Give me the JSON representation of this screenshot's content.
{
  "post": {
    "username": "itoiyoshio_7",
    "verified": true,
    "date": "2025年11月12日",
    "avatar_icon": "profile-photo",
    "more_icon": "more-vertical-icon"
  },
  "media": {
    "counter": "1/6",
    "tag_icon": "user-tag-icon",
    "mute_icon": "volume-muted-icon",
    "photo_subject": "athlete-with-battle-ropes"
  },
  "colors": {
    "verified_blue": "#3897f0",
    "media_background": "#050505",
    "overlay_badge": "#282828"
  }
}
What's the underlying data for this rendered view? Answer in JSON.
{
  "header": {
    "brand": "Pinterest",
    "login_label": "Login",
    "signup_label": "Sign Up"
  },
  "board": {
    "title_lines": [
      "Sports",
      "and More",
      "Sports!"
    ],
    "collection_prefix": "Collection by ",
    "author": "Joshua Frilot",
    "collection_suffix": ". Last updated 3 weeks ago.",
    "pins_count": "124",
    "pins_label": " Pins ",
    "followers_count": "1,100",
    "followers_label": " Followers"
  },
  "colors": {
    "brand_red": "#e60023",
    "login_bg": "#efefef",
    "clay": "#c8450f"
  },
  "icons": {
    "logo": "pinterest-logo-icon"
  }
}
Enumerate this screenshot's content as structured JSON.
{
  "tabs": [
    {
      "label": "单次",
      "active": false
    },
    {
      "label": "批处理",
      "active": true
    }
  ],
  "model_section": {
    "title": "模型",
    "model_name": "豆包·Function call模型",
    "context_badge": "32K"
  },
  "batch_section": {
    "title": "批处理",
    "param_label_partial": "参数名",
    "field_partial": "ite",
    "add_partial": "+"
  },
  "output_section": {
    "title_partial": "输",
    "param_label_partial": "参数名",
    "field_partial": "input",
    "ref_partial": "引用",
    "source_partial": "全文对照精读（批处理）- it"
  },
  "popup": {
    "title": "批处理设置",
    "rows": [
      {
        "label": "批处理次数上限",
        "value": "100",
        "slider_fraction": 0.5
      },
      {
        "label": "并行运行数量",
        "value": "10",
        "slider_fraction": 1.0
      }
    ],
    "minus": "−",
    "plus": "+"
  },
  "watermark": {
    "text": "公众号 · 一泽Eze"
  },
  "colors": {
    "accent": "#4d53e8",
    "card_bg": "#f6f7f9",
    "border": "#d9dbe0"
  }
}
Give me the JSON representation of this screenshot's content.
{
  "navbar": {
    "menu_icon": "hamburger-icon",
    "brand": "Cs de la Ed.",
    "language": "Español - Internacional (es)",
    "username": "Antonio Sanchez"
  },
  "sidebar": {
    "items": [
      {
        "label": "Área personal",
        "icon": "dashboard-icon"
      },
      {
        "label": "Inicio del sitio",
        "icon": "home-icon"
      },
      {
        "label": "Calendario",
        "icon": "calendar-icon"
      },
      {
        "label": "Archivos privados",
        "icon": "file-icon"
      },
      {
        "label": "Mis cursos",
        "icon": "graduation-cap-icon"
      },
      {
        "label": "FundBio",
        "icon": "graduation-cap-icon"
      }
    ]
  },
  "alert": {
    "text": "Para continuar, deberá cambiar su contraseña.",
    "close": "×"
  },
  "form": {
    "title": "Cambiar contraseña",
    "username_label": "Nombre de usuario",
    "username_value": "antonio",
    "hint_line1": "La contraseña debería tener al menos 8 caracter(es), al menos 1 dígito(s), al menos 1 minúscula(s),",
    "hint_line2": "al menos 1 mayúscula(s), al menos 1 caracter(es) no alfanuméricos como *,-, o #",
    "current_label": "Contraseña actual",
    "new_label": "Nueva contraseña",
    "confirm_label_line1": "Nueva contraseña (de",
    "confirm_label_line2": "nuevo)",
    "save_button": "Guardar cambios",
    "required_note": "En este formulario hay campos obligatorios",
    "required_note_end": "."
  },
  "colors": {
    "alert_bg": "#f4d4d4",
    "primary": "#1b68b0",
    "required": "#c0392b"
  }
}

::::

_Problem description_. Determine the number of lines in these entries that contain the word "caracter", and write only that number.

_In response_. 2